---------- Input material

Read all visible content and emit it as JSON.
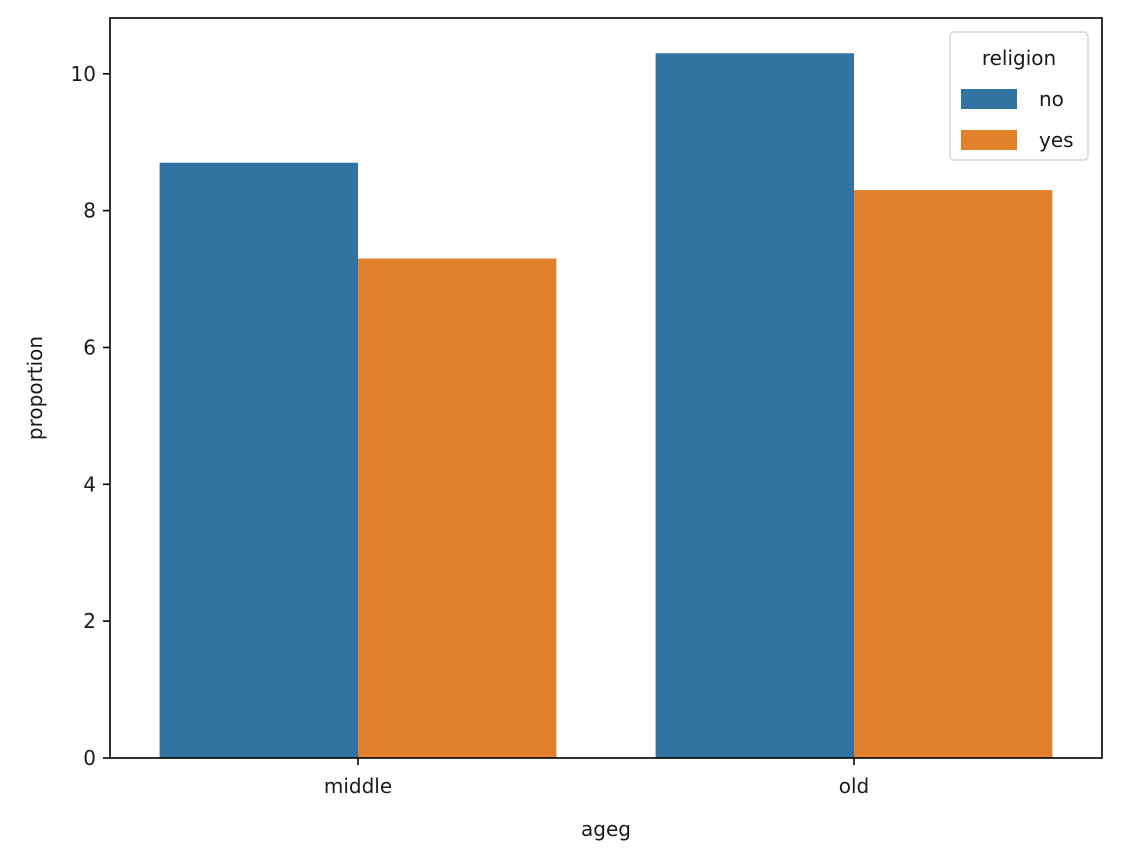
{
  "chart_data": {
    "type": "bar",
    "xlabel": "ageg",
    "ylabel": "proportion",
    "categories": [
      "middle",
      "old"
    ],
    "series": [
      {
        "name": "no",
        "values": [
          8.7,
          10.3
        ],
        "color": "#3274a1"
      },
      {
        "name": "yes",
        "values": [
          7.3,
          8.3
        ],
        "color": "#e1812c"
      }
    ],
    "ylim": [
      0,
      10.815
    ],
    "yticks": [
      0,
      2,
      4,
      6,
      8,
      10
    ],
    "grid": false,
    "legend": {
      "title": "religion",
      "placement": "top-right"
    }
  }
}
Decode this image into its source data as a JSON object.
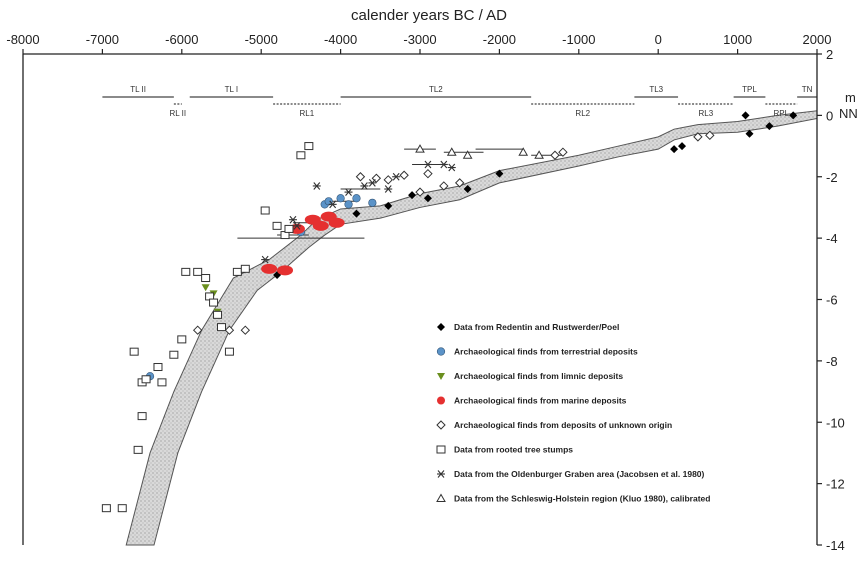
{
  "chart_data": {
    "type": "scatter",
    "title": "calender years BC / AD",
    "xlabel": "calender years BC / AD",
    "ylabel": "m NN",
    "xlim": [
      -8000,
      2000
    ],
    "ylim": [
      -14,
      2
    ],
    "x_ticks": [
      -8000,
      -7000,
      -6000,
      -5000,
      -4000,
      -3000,
      -2000,
      -1000,
      0,
      1000,
      2000
    ],
    "y_ticks": [
      2,
      0,
      -2,
      -4,
      -6,
      -8,
      -10,
      -12,
      -14
    ],
    "periods_top": [
      {
        "label": "TL II",
        "from": -7000,
        "to": -6100,
        "style": "solid"
      },
      {
        "label": "TL I",
        "from": -5900,
        "to": -4850,
        "style": "solid"
      },
      {
        "label": "TL2",
        "from": -4000,
        "to": -1600,
        "style": "solid"
      },
      {
        "label": "TL3",
        "from": -300,
        "to": 250,
        "style": "solid"
      },
      {
        "label": "TPL",
        "from": 950,
        "to": 1350,
        "style": "solid"
      },
      {
        "label": "TN",
        "from": 1750,
        "to": 2000,
        "style": "solid"
      }
    ],
    "periods_bottom": [
      {
        "label": "RL II",
        "from": -6100,
        "to": -6000,
        "style": "dashed"
      },
      {
        "label": "RL1",
        "from": -4850,
        "to": -4000,
        "style": "dashed"
      },
      {
        "label": "RL2",
        "from": -1600,
        "to": -300,
        "style": "dashed"
      },
      {
        "label": "RL3",
        "from": 250,
        "to": 950,
        "style": "dashed"
      },
      {
        "label": "RPL",
        "from": 1350,
        "to": 1750,
        "style": "dashed"
      }
    ],
    "band": {
      "upper": [
        [
          -6700,
          -14
        ],
        [
          -6400,
          -11
        ],
        [
          -6100,
          -9
        ],
        [
          -5750,
          -7
        ],
        [
          -5350,
          -5.3
        ],
        [
          -4900,
          -4.7
        ],
        [
          -4500,
          -3.9
        ],
        [
          -4300,
          -3.4
        ],
        [
          -4000,
          -3.05
        ],
        [
          -3500,
          -2.95
        ],
        [
          -3000,
          -2.55
        ],
        [
          -2500,
          -2.3
        ],
        [
          -2000,
          -1.8
        ],
        [
          -1000,
          -1.3
        ],
        [
          -500,
          -1.0
        ],
        [
          0,
          -0.7
        ],
        [
          200,
          -0.45
        ],
        [
          500,
          -0.3
        ],
        [
          1000,
          -0.2
        ],
        [
          1500,
          0.0
        ],
        [
          2000,
          0.15
        ]
      ],
      "lower": [
        [
          -6350,
          -14
        ],
        [
          -6050,
          -11
        ],
        [
          -5750,
          -9
        ],
        [
          -5400,
          -7
        ],
        [
          -5050,
          -5.7
        ],
        [
          -4750,
          -5.1
        ],
        [
          -4400,
          -4.3
        ],
        [
          -4200,
          -3.9
        ],
        [
          -4000,
          -3.55
        ],
        [
          -3500,
          -3.35
        ],
        [
          -3000,
          -3.0
        ],
        [
          -2500,
          -2.75
        ],
        [
          -2000,
          -2.2
        ],
        [
          -1000,
          -1.65
        ],
        [
          -500,
          -1.35
        ],
        [
          0,
          -1.1
        ],
        [
          200,
          -0.8
        ],
        [
          500,
          -0.6
        ],
        [
          1000,
          -0.55
        ],
        [
          1500,
          -0.35
        ],
        [
          2000,
          -0.1
        ]
      ]
    },
    "series": [
      {
        "name": "Data from Redentin and Rustwerder/Poel",
        "marker": "filled-diamond",
        "color": "#000000",
        "points": [
          [
            -4800,
            -5.2
          ],
          [
            -3800,
            -3.2
          ],
          [
            -3400,
            -2.95
          ],
          [
            -3100,
            -2.6
          ],
          [
            -2900,
            -2.7
          ],
          [
            -2400,
            -2.4
          ],
          [
            -2000,
            -1.9
          ],
          [
            300,
            -1.0
          ],
          [
            200,
            -1.1
          ],
          [
            1100,
            0.0
          ],
          [
            1150,
            -0.6
          ],
          [
            1400,
            -0.35
          ],
          [
            1700,
            0.0
          ]
        ]
      },
      {
        "name": "Archaeological finds from terrestrial deposits",
        "marker": "filled-circle",
        "color": "#5b93c8",
        "points": [
          [
            -6400,
            -8.5
          ],
          [
            -4500,
            -3.8
          ],
          [
            -4200,
            -2.9
          ],
          [
            -4150,
            -2.8
          ],
          [
            -4000,
            -2.7
          ],
          [
            -3900,
            -2.9
          ],
          [
            -3800,
            -2.7
          ],
          [
            -3600,
            -2.85
          ]
        ]
      },
      {
        "name": "Archaeological finds from limnic deposits",
        "marker": "filled-triangle-down",
        "color": "#6a8f1e",
        "points": [
          [
            -5700,
            -5.6
          ],
          [
            -5600,
            -5.8
          ],
          [
            -5550,
            -6.4
          ]
        ]
      },
      {
        "name": "Archaeological finds from marine deposits",
        "marker": "filled-blob",
        "color": "#e53030",
        "points": [
          [
            -4900,
            -5.0
          ],
          [
            -4700,
            -5.05
          ],
          [
            -4350,
            -3.4
          ],
          [
            -4250,
            -3.6
          ],
          [
            -4150,
            -3.3
          ],
          [
            -4050,
            -3.5
          ],
          [
            -4550,
            -3.7
          ]
        ]
      },
      {
        "name": "Archaeological finds from deposits of unknown origin",
        "marker": "open-diamond",
        "color": "#333333",
        "points": [
          [
            -5800,
            -7.0
          ],
          [
            -5400,
            -7.0
          ],
          [
            -5200,
            -7.0
          ],
          [
            -3750,
            -2.0
          ],
          [
            -3550,
            -2.05
          ],
          [
            -3400,
            -2.1
          ],
          [
            -3200,
            -1.95
          ],
          [
            -3000,
            -2.5
          ],
          [
            -2900,
            -1.9
          ],
          [
            -2700,
            -2.3
          ],
          [
            -2500,
            -2.2
          ],
          [
            -1300,
            -1.3
          ],
          [
            -1200,
            -1.2
          ],
          [
            500,
            -0.7
          ],
          [
            650,
            -0.65
          ]
        ]
      },
      {
        "name": "Data from rooted tree stumps",
        "marker": "open-square",
        "color": "#333333",
        "points": [
          [
            -6950,
            -12.8
          ],
          [
            -6750,
            -12.8
          ],
          [
            -6550,
            -10.9
          ],
          [
            -6500,
            -9.8
          ],
          [
            -6600,
            -7.7
          ],
          [
            -6500,
            -8.7
          ],
          [
            -6450,
            -8.6
          ],
          [
            -6300,
            -8.2
          ],
          [
            -6250,
            -8.7
          ],
          [
            -6100,
            -7.8
          ],
          [
            -6000,
            -7.3
          ],
          [
            -5950,
            -5.1
          ],
          [
            -5800,
            -5.1
          ],
          [
            -5700,
            -5.3
          ],
          [
            -5650,
            -5.9
          ],
          [
            -5600,
            -6.1
          ],
          [
            -5550,
            -6.5
          ],
          [
            -5500,
            -6.9
          ],
          [
            -5400,
            -7.7
          ],
          [
            -5300,
            -5.1
          ],
          [
            -5200,
            -5.0
          ],
          [
            -4950,
            -3.1
          ],
          [
            -4800,
            -3.6
          ],
          [
            -4700,
            -3.9
          ],
          [
            -4650,
            -3.7
          ],
          [
            -4500,
            -1.3
          ],
          [
            -4400,
            -1.0
          ]
        ]
      },
      {
        "name": "Data from the Oldenburger Graben area (Jacobsen et al. 1980)",
        "marker": "star",
        "color": "#333333",
        "points": [
          [
            -4950,
            -4.7
          ],
          [
            -4600,
            -3.4
          ],
          [
            -4550,
            -3.6
          ],
          [
            -4300,
            -2.3
          ],
          [
            -4100,
            -2.9
          ],
          [
            -3900,
            -2.5
          ],
          [
            -3700,
            -2.3
          ],
          [
            -3600,
            -2.2
          ],
          [
            -3400,
            -2.4
          ],
          [
            -3300,
            -2.0
          ],
          [
            -2900,
            -1.6
          ],
          [
            -2700,
            -1.6
          ],
          [
            -2600,
            -1.7
          ]
        ]
      },
      {
        "name": "Data from the Schleswig-Holstein region (Kluo 1980), calibrated",
        "marker": "open-triangle",
        "color": "#333333",
        "points": [
          [
            -3000,
            -1.1
          ],
          [
            -2600,
            -1.2
          ],
          [
            -2400,
            -1.3
          ],
          [
            -1700,
            -1.2
          ],
          [
            -1500,
            -1.3
          ]
        ]
      }
    ],
    "error_bars_x": [
      {
        "y": -4.0,
        "from": -5300,
        "to": -3700
      },
      {
        "y": -3.9,
        "from": -4800,
        "to": -4400
      },
      {
        "y": -3.5,
        "from": -4600,
        "to": -4300
      },
      {
        "y": -2.8,
        "from": -4200,
        "to": -3800
      },
      {
        "y": -2.4,
        "from": -4000,
        "to": -3500
      },
      {
        "y": -1.1,
        "from": -3200,
        "to": -2800
      },
      {
        "y": -1.1,
        "from": -2300,
        "to": -1700
      },
      {
        "y": -1.2,
        "from": -2700,
        "to": -2200
      },
      {
        "y": -1.6,
        "from": -3100,
        "to": -2700
      },
      {
        "y": -1.3,
        "from": -1600,
        "to": -1200
      }
    ],
    "legend_placement": "lower-right"
  }
}
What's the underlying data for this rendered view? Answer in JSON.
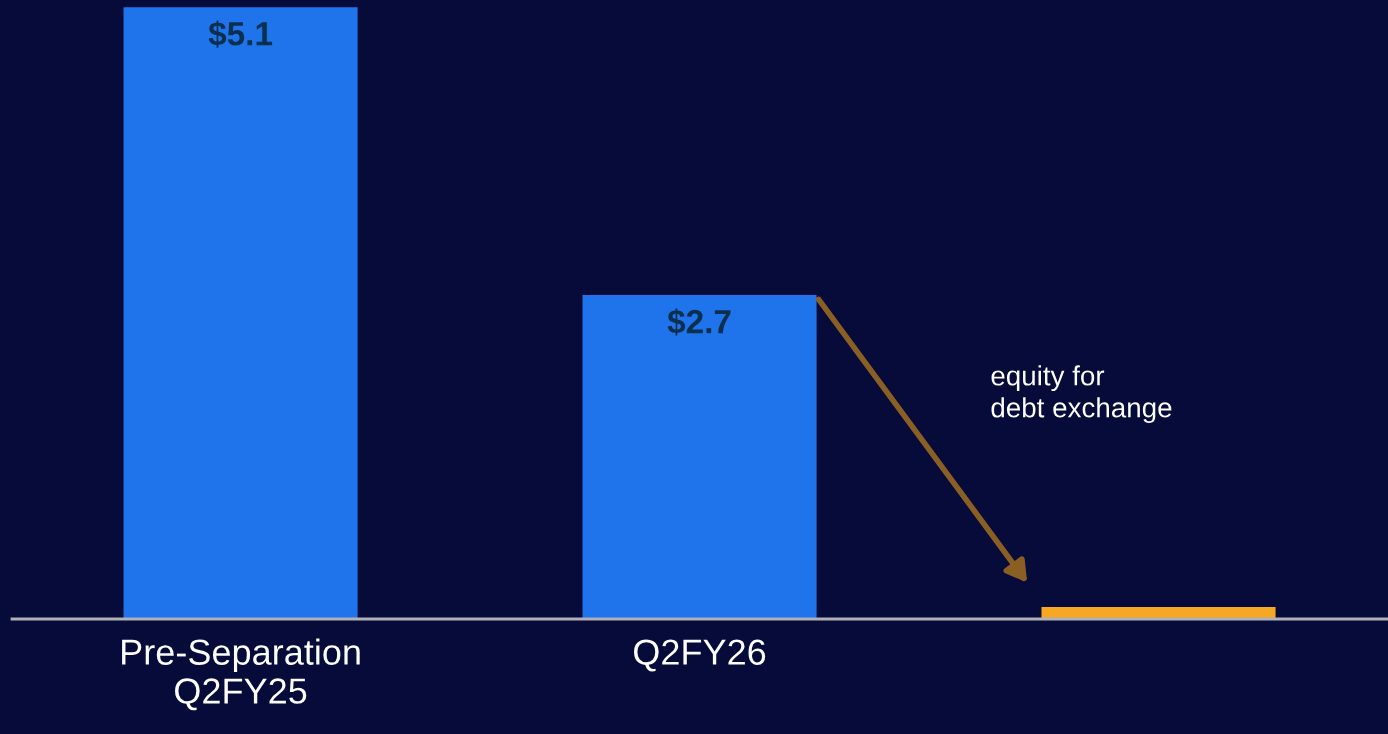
{
  "chart_data": {
    "type": "bar",
    "ylim": [
      0,
      5.16
    ],
    "categories": [
      "Pre-Separation\nQ2FY25",
      "Q2FY26",
      null
    ],
    "values": [
      5.1,
      2.7,
      0.1
    ],
    "colors": [
      "#1f74ec",
      "#1f74ec",
      "#f7a823"
    ],
    "value_labels": [
      "$5.1",
      "$2.7",
      null
    ],
    "annotations": [
      "equity for\ndebt exchange"
    ],
    "grid": false,
    "legend": false
  }
}
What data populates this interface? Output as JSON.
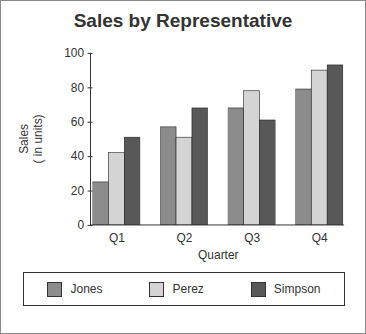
{
  "chart_data": {
    "type": "bar",
    "title": "Sales by Representative",
    "x_label": "Quarter",
    "y_label": "Sales\n( in units)",
    "categories": [
      "Q1",
      "Q2",
      "Q3",
      "Q4"
    ],
    "series": [
      {
        "name": "Jones",
        "color": "#8c8c8c",
        "values": [
          25,
          57,
          68,
          79
        ]
      },
      {
        "name": "Perez",
        "color": "#d4d4d4",
        "values": [
          42,
          51,
          78,
          90
        ]
      },
      {
        "name": "Simpson",
        "color": "#585858",
        "values": [
          51,
          68,
          61,
          93
        ]
      }
    ],
    "ylim": [
      0,
      100
    ],
    "yticks": [
      0,
      20,
      40,
      60,
      80,
      100
    ],
    "legend": "bottom",
    "grid": false
  }
}
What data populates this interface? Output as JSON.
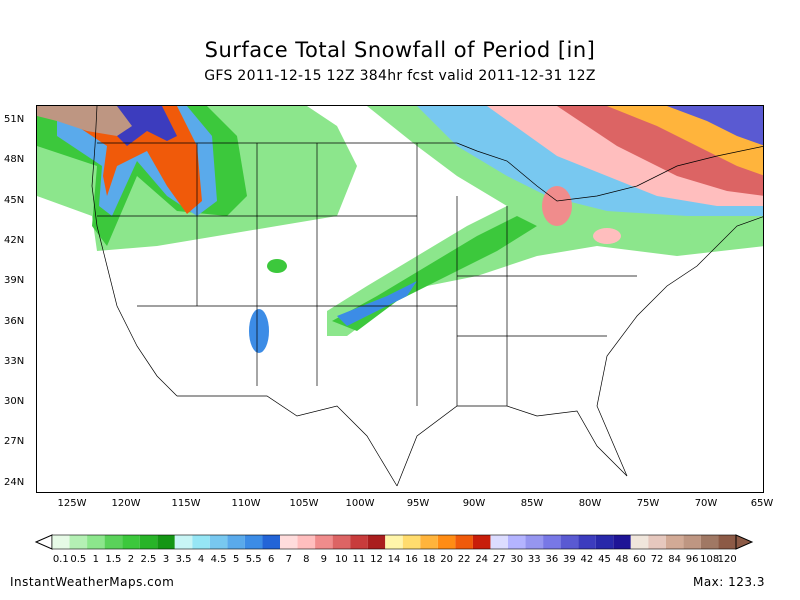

--------------------

Your answer should be only the number of lines that hold the word "right".

» Response below: 2